#### [Stated exercise 1]
Answer these questions about the forum post on NTP timestamps:
(a) In the example, how long does the packet take to travel from A to B?
(b) How long does A take to transmit the packet?
(c) To what value does B set T2?
___ Provided passage
[ntpwg] ntpwg Updated NTPv4 Protocol Specification/timestamp location

[Kurt Roeckx]

On Thu, Feb 07, 2008 at 05:34:08PM +0000, David L. Mills wrote:
> Stuart,
> 
> No, compare your equation with mine. The view has to be from A, so the 
> delay cancels.


I'm still not convinced.  So I'll try to make an example.  Let's assume
that it takes 2 second for the packet to travel from A to B and the
other way around.  That is, if A sends a physical signal from low to
high, B will see that change 2 seconds later.  Let's also assume that it
takes A 1 second to transmit the packet.  Then let's assume that A's and
B's clock are in sync, and that A takes the timestamp at the start of
the packet, and B and the end.

We start with A sending a packet at time 0.0.  A takes the time
when the packets starts to be transmitted, so sets T1 to 0.0.

The packet will start to arrive at B at 2.0, and stop at
3.0.  B takes the timestamp at the end of the packet
and will set T2 to 3.0.
______
#### [Stated exercise 2]
Copy the rows below verbatim, from the first row through the row containing "291, 947, 305]", inclusive.
___ Data to use
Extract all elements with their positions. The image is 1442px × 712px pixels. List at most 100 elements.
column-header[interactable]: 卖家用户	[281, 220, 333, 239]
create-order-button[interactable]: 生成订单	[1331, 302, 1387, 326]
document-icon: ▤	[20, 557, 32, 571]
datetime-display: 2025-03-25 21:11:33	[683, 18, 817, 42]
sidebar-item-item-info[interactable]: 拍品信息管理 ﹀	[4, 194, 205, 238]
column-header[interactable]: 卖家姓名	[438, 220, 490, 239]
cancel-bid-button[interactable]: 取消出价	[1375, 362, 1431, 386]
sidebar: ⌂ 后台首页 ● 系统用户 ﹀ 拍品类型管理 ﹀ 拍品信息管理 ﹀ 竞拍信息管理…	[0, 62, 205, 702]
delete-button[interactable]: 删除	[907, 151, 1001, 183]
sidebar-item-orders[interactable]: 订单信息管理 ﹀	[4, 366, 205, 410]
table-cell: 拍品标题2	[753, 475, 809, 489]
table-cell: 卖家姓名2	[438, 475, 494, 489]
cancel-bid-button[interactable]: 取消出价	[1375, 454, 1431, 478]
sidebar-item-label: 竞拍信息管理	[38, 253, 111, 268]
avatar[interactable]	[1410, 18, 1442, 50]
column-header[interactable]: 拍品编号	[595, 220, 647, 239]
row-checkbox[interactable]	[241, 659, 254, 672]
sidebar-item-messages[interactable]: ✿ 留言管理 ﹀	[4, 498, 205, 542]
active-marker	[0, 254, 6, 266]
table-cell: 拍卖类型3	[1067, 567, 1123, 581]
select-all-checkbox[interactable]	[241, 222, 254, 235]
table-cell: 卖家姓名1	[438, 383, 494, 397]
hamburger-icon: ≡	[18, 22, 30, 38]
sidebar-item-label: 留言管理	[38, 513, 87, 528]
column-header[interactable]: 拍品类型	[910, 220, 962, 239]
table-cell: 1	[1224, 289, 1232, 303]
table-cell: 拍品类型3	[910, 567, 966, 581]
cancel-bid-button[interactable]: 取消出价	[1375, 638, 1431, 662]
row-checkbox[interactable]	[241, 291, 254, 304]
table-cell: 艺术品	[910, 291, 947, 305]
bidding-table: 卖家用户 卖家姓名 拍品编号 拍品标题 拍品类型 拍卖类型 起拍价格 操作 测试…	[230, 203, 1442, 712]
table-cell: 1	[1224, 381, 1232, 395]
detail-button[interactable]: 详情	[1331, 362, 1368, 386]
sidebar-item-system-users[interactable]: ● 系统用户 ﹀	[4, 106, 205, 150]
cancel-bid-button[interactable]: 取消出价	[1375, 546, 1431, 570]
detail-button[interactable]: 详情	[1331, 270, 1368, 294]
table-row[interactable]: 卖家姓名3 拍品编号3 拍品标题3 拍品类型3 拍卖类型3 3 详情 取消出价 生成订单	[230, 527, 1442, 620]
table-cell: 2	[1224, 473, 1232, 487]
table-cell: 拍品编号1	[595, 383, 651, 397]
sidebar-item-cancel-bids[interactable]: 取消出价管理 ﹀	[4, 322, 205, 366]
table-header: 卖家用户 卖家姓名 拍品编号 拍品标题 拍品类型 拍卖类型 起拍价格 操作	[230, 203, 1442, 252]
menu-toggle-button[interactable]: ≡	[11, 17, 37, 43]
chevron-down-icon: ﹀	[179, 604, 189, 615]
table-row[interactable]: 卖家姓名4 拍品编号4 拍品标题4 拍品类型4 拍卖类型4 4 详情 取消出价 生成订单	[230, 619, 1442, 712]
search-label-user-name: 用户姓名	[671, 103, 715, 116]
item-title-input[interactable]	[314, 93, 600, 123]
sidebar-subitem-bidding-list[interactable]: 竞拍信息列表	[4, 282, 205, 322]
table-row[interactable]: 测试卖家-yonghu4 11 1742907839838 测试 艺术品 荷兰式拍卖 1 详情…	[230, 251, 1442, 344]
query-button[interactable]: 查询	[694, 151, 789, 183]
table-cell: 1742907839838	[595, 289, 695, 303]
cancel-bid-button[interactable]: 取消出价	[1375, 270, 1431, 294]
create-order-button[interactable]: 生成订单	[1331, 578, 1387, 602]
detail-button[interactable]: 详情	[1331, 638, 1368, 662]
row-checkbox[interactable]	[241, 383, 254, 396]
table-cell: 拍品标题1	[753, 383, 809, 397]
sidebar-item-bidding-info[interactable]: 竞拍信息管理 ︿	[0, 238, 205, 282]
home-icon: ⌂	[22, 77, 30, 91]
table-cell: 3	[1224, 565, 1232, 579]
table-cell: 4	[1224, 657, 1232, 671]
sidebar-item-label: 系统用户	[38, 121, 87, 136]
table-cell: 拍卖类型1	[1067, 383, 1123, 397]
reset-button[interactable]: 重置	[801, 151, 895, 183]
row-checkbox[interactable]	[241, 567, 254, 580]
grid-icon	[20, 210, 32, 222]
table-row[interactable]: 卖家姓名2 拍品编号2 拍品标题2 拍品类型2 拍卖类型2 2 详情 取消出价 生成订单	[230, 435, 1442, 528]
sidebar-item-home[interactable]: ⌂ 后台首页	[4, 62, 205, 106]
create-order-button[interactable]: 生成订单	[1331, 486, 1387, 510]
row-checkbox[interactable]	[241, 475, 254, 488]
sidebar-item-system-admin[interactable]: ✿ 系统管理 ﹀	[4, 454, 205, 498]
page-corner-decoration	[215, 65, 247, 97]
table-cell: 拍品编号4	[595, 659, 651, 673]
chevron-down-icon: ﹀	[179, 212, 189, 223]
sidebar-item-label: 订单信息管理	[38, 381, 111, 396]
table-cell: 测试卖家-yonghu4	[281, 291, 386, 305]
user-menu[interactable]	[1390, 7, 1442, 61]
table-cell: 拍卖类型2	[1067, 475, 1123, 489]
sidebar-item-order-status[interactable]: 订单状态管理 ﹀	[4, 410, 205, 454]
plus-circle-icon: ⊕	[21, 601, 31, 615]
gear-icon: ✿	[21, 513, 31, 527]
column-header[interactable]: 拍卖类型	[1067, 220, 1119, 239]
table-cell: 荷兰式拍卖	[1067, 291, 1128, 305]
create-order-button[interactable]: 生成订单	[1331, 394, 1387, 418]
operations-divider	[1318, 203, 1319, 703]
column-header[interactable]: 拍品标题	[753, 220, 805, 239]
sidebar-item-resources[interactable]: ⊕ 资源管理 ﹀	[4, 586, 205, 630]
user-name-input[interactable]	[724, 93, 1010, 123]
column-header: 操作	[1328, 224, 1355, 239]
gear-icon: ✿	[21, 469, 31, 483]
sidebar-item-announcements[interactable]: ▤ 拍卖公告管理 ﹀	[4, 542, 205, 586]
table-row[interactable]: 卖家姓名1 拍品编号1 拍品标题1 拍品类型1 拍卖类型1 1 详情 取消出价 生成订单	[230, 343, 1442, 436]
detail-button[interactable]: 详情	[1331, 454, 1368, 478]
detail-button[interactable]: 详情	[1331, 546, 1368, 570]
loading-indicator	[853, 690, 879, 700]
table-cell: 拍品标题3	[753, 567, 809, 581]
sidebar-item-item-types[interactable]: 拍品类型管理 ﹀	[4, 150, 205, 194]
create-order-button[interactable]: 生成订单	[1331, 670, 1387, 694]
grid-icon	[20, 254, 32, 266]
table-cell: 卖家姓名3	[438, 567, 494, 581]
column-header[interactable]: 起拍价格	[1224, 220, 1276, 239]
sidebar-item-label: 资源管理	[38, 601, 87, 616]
______
#### [Solution 1]
(a) 2 seconds
(b) 1 second
(c) 3.0

#### [Solution 2]
Extract all elements with their positions. The image is 1442px × 712px pixels. List at most 100 elements.
column-header[interactable]: 卖家用户	[281, 220, 333, 239]
create-order-button[interactable]: 生成订单	[1331, 302, 1387, 326]
document-icon: ▤	[20, 557, 32, 571]
datetime-display: 2025-03-25 21:11:33	[683, 18, 817, 42]
sidebar-item-item-info[interactable]: 拍品信息管理 ﹀	[4, 194, 205, 238]
column-header[interactable]: 卖家姓名	[438, 220, 490, 239]
cancel-bid-button[interactable]: 取消出价	[1375, 362, 1431, 386]
sidebar: ⌂ 后台首页 ● 系统用户 ﹀ 拍品类型管理 ﹀ 拍品信息管理 ﹀ 竞拍信息管理…	[0, 62, 205, 702]
delete-button[interactable]: 删除	[907, 151, 1001, 183]
sidebar-item-orders[interactable]: 订单信息管理 ﹀	[4, 366, 205, 410]
table-cell: 拍品标题2	[753, 475, 809, 489]
table-cell: 卖家姓名2	[438, 475, 494, 489]
cancel-bid-button[interactable]: 取消出价	[1375, 454, 1431, 478]
sidebar-item-label: 竞拍信息管理	[38, 253, 111, 268]
avatar[interactable]	[1410, 18, 1442, 50]
column-header[interactable]: 拍品编号	[595, 220, 647, 239]
row-checkbox[interactable]	[241, 659, 254, 672]
sidebar-item-messages[interactable]: ✿ 留言管理 ﹀	[4, 498, 205, 542]
active-marker	[0, 254, 6, 266]
table-cell: 拍卖类型3	[1067, 567, 1123, 581]
select-all-checkbox[interactable]	[241, 222, 254, 235]
table-cell: 卖家姓名1	[438, 383, 494, 397]
hamburger-icon: ≡	[18, 22, 30, 38]
sidebar-item-label: 留言管理	[38, 513, 87, 528]
column-header[interactable]: 拍品类型	[910, 220, 962, 239]
table-cell: 1	[1224, 289, 1232, 303]
table-cell: 拍品类型3	[910, 567, 966, 581]
cancel-bid-button[interactable]: 取消出价	[1375, 638, 1431, 662]
row-checkbox[interactable]	[241, 291, 254, 304]
table-cell: 艺术品	[910, 291, 947, 305]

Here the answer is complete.